# EXERCISE REQUIREMENTS
Below are some entries. Output each one exactly as it appears.

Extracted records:

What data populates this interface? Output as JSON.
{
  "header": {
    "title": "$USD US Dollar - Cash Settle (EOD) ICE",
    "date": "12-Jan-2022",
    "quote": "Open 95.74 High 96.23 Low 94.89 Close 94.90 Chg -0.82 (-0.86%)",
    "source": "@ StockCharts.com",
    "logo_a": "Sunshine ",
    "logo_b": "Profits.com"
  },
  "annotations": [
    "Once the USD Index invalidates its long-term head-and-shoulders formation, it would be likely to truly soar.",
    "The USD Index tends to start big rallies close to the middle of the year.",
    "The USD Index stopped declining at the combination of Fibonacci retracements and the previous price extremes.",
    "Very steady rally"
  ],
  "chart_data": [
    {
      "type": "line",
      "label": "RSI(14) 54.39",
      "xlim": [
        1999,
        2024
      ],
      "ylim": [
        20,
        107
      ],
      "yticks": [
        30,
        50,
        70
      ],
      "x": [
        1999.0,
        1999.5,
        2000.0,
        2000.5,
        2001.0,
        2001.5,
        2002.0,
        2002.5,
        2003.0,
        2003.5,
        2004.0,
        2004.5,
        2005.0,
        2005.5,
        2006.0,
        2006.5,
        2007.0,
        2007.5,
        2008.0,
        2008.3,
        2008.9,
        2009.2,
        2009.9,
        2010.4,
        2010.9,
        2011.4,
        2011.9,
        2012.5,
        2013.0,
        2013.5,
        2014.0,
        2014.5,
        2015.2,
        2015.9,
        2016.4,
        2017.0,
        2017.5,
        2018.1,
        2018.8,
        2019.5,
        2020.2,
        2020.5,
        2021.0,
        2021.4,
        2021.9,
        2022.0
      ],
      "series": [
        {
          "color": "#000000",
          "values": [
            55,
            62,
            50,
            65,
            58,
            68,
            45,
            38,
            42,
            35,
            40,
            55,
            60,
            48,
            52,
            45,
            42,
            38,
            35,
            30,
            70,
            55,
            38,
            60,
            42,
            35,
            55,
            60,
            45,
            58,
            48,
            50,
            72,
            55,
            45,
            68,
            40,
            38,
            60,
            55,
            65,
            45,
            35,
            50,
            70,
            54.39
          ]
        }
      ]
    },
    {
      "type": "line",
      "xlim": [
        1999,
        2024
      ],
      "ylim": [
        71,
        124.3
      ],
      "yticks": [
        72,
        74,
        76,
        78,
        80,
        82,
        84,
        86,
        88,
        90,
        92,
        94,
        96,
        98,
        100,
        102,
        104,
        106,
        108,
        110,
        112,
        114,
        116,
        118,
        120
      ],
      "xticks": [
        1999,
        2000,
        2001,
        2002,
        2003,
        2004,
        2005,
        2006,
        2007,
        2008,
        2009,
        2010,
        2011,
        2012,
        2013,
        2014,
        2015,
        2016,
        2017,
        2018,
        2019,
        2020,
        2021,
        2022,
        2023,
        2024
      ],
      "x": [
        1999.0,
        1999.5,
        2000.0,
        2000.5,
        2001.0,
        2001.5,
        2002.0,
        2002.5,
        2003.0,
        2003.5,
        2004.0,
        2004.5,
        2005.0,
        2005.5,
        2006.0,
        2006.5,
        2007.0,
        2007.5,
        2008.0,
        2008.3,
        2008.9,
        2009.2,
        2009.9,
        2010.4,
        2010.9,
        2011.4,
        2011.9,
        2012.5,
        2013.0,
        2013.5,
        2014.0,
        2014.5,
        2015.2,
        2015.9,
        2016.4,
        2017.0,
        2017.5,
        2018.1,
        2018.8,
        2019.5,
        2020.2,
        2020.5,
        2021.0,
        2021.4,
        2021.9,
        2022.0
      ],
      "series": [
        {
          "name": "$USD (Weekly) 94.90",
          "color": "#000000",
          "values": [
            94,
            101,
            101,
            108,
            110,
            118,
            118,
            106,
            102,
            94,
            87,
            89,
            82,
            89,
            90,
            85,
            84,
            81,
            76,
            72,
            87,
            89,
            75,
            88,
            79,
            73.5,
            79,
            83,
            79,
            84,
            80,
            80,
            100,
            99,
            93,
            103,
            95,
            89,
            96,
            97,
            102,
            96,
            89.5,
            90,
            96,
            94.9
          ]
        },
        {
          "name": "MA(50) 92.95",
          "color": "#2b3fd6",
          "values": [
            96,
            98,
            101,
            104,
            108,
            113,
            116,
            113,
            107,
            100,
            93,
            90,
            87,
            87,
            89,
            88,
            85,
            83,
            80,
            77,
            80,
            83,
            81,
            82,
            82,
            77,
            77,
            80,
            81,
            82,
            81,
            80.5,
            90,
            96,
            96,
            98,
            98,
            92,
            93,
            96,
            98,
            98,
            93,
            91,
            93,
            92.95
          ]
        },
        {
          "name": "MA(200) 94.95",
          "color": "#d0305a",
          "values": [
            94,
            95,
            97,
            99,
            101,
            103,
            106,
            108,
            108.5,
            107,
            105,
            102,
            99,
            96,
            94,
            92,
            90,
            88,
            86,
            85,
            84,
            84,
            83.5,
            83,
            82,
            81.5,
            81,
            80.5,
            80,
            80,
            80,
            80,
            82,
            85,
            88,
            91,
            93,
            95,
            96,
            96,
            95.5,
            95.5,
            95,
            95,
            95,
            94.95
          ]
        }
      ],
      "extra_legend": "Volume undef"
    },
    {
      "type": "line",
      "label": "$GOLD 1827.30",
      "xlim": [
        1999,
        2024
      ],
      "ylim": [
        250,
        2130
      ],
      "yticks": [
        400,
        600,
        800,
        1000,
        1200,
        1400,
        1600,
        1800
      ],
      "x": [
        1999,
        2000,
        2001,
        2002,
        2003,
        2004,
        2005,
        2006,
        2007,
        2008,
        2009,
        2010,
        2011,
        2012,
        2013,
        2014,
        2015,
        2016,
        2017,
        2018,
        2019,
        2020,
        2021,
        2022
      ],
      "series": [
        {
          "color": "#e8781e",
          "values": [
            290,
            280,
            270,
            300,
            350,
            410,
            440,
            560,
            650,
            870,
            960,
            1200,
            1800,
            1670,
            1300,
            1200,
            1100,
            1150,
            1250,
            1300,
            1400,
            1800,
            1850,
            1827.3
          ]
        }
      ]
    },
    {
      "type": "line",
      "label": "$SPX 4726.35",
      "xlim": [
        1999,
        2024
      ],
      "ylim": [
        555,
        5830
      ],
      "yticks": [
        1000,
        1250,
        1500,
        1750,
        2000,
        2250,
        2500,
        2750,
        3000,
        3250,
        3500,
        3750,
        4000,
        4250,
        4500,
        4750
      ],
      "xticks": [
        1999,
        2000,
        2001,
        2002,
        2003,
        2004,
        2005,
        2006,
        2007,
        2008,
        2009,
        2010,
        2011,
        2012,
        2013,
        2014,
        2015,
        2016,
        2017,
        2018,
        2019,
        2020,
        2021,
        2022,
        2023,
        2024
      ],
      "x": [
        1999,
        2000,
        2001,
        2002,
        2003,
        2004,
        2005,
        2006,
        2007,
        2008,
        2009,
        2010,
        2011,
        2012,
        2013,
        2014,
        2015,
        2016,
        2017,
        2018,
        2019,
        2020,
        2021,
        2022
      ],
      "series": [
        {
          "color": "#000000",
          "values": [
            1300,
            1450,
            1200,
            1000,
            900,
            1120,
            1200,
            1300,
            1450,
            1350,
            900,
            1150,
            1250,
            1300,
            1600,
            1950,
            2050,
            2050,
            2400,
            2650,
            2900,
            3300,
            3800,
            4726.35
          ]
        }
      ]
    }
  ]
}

# RESULT FOR THIS TASK
What data populates this interface? Output as JSON.
{
  "header": {
    "title": "$USD US Dollar - Cash Settle (EOD) ICE",
    "date": "12-Jan-2022",
    "quote": "Open 95.74 High 96.23 Low 94.89 Close 94.90 Chg -0.82 (-0.86%)",
    "source": "@ StockCharts.com",
    "logo_a": "Sunshine ",
    "logo_b": "Profits.com"
  },
  "annotations": [
    "Once the USD Index invalidates its long-term head-and-shoulders formation, it would be likely to truly soar.",
    "The USD Index tends to start big rallies close to the middle of the year.",
    "The USD Index stopped declining at the combination of Fibonacci retracements and the previous price extremes.",
    "Very steady rally"
  ],
  "chart_data": [
    {
      "type": "line",
      "label": "RSI(14) 54.39",
      "xlim": [
        1999,
        2024
      ],
      "ylim": [
        20,
        107
      ],
      "yticks": [
        30,
        50,
        70
      ],
      "x": [
        1999.0,
        1999.5,
        2000.0,
        2000.5,
        2001.0,
        2001.5,
        2002.0,
        2002.5,
        2003.0,
        2003.5,
        2004.0,
        2004.5,
        2005.0,
        2005.5,
        2006.0,
        2006.5,
        2007.0,
        2007.5,
        2008.0,
        2008.3,
        2008.9,
        2009.2,
        2009.9,
        2010.4,
        2010.9,
        2011.4,
        2011.9,
        2012.5,
        2013.0,
        2013.5,
        2014.0,
        2014.5,
        2015.2,
        2015.9,
        2016.4,
        2017.0,
        2017.5,
        2018.1,
        2018.8,
        2019.5,
        2020.2,
        2020.5,
        2021.0,
        2021.4,
        2021.9,
        2022.0
      ],
      "series": [
        {
          "color": "#000000",
          "values": [
            55,
            62,
            50,
            65,
            58,
            68,
            45,
            38,
            42,
            35,
            40,
            55,
            60,
            48,
            52,
            45,
            42,
            38,
            35,
            30,
            70,
            55,
            38,
            60,
            42,
            35,
            55,
            60,
            45,
            58,
            48,
            50,
            72,
            55,
            45,
            68,
            40,
            38,
            60,
            55,
            65,
            45,
            35,
            50,
            70,
            54.39
          ]
        }
      ]
    },
    {
      "type": "line",
      "xlim": [
        1999,
        2024
      ],
      "ylim": [
        71,
        124.3
      ],
      "yticks": [
        72,
        74,
        76,
        78,
        80,
        82,
        84,
        86,
        88,
        90,
        92,
        94,
        96,
        98,
        100,
        102,
        104,
        106,
        108,
        110,
        112,
        114,
        116,
        118,
        120
      ],
      "xticks": [
        1999,
        2000,
        2001,
        2002,
        2003,
        2004,
        2005,
        2006,
        2007,
        2008,
        2009,
        2010,
        2011,
        2012,
        2013,
        2014,
        2015,
        2016,
        2017,
        2018,
        2019,
        2020,
        2021,
        2022,
        2023,
        2024
      ],
      "x": [
        1999.0,
        1999.5,
        2000.0,
        2000.5,
        2001.0,
        2001.5,
        2002.0,
        2002.5,
        2003.0,
        2003.5,
        2004.0,
        2004.5,
        2005.0,
        2005.5,
        2006.0,
        2006.5,
        2007.0,
        2007.5,
        2008.0,
        2008.3,
        2008.9,
        2009.2,
        2009.9,
        2010.4,
        2010.9,
        2011.4,
        2011.9,
        2012.5,
        2013.0,
        2013.5,
        2014.0,
        2014.5,
        2015.2,
        2015.9,
        2016.4,
        2017.0,
        2017.5,
        2018.1,
        2018.8,
        2019.5,
        2020.2,
        2020.5,
        2021.0,
        2021.4,
        2021.9,
        2022.0
      ],
      "series": [
        {
          "name": "$USD (Weekly) 94.90",
          "color": "#000000",
          "values": [
            94,
            101,
            101,
            108,
            110,
            118,
            118,
            106,
            102,
            94,
            87,
            89,
            82,
            89,
            90,
            85,
            84,
            81,
            76,
            72,
            87,
            89,
            75,
            88,
            79,
            73.5,
            79,
            83,
            79,
            84,
            80,
            80,
            100,
            99,
            93,
            103,
            95,
            89,
            96,
            97,
            102,
            96,
            89.5,
            90,
            96,
            94.9
          ]
        },
        {
          "name": "MA(50) 92.95",
          "color": "#2b3fd6",
          "values": [
            96,
            98,
            101,
            104,
            108,
            113,
            116,
            113,
            107,
            100,
            93,
            90,
            87,
            87,
            89,
            88,
            85,
            83,
            80,
            77,
            80,
            83,
            81,
            82,
            82,
            77,
            77,
            80,
            81,
            82,
            81,
            80.5,
            90,
            96,
            96,
            98,
            98,
            92,
            93,
            96,
            98,
            98,
            93,
            91,
            93,
            92.95
          ]
        },
        {
          "name": "MA(200) 94.95",
          "color": "#d0305a",
          "values": [
            94,
            95,
            97,
            99,
            101,
            103,
            106,
            108,
            108.5,
            107,
            105,
            102,
            99,
            96,
            94,
            92,
            90,
            88,
            86,
            85,
            84,
            84,
            83.5,
            83,
            82,
            81.5,
            81,
            80.5,
            80,
            80,
            80,
            80,
            82,
            85,
            88,
            91,
            93,
            95,
            96,
            96,
            95.5,
            95.5,
            95,
            95,
            95,
            94.95
          ]
        }
      ],
      "extra_legend": "Volume undef"
    },
    {
      "type": "line",
      "label": "$GOLD 1827.30",
      "xlim": [
        1999,
        2024
      ],
      "ylim": [
        250,
        2130
      ],
      "yticks": [
        400,
        600,
        800,
        1000,
        1200,
        1400,
        1600,
        1800
      ],
      "x": [
        1999,
        2000,
        2001,
        2002,
        2003,
        2004,
        2005,
        2006,
        2007,
        2008,
        2009,
        2010,
        2011,
        2012,
        2013,
        2014,
        2015,
        2016,
        2017,
        2018,
        2019,
        2020,
        2021,
        2022
      ],
      "series": [
        {
          "color": "#e8781e",
          "values": [
            290,
            280,
            270,
            300,
            350,
            410,
            440,
            560,
            650,
            870,
            960,
            1200,
            1800,
            1670,
            1300,
            1200,
            1100,
            1150,
            1250,
            1300,
            1400,
            1800,
            1850,
            1827.3
          ]
        }
      ]
    },
    {
      "type": "line",
      "label": "$SPX 4726.35",
      "xlim": [
        1999,
        2024
      ],
      "ylim": [
        555,
        5830
      ],
      "yticks": [
        1000,
        1250,
        1500,
        1750,
        2000,
        2250,
        2500,
        2750,
        3000,
        3250,
        3500,
        3750,
        4000,
        4250,
        4500,
        4750
      ],
      "xticks": [
        1999,
        2000,
        2001,
        2002,
        2003,
        2004,
        2005,
        2006,
        2007,
        2008,
        2009,
        2010,
        2011,
        2012,
        2013,
        2014,
        2015,
        2016,
        2017,
        2018,
        2019,
        2020,
        2021,
        2022,
        2023,
        2024
      ],
      "x": [
        1999,
        2000,
        2001,
        2002,
        2003,
        2004,
        2005,
        2006,
        2007,
        2008,
        2009,
        2010,
        2011,
        2012,
        2013,
        2014,
        2015,
        2016,
        2017,
        2018,
        2019,
        2020,
        2021,
        2022
      ],
      "series": [
        {
          "color": "#000000",
          "values": [
            1300,
            1450,
            1200,
            1000,
            900,
            1120,
            1200,
            1300,
            1450,
            1350,
            900,
            1150,
            1250,
            1300,
            1600,
            1950,
            2050,
            2050,
            2400,
            2650,
            2900,
            3300,
            3800,
            4726.35
          ]
        }
      ]
    }
  ]
}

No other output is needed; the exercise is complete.